## Exercise goal
Below is a block of records; repeat each one exactly.

## Supplied records
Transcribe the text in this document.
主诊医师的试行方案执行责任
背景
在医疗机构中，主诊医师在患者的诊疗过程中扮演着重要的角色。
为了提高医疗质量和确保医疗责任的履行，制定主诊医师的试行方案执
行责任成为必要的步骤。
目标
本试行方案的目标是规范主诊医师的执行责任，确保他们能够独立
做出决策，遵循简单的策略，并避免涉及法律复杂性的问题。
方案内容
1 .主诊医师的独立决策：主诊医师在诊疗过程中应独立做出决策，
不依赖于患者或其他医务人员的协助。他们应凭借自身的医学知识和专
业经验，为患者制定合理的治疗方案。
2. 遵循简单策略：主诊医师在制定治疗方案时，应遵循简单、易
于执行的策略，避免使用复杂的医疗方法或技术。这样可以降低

## Written reply
Transcribe the text in this document.
主诊医师的试行方案执行责任
背景
在医疗机构中，主诊医师在患者的诊疗过程中扮演着重要的角色。
为了提高医疗质量和确保医疗责任的履行，制定主诊医师的试行方案执
行责任成为必要的步骤。
目标
本试行方案的目标是规范主诊医师的执行责任，确保他们能够独立
做出决策，遵循简单的策略，并避免涉及法律复杂性的问题。
方案内容
1 .主诊医师的独立决策：主诊医师在诊疗过程中应独立做出决策，
不依赖于患者或其他医务人员的协助。他们应凭借自身的医学知识和专
业经验，为患者制定合理的治疗方案。
2. 遵循简单策略：主诊医师在制定治疗方案时，应遵循简单、易
于执行的策略，避免使用复杂的医疗方法或技术。这样可以降低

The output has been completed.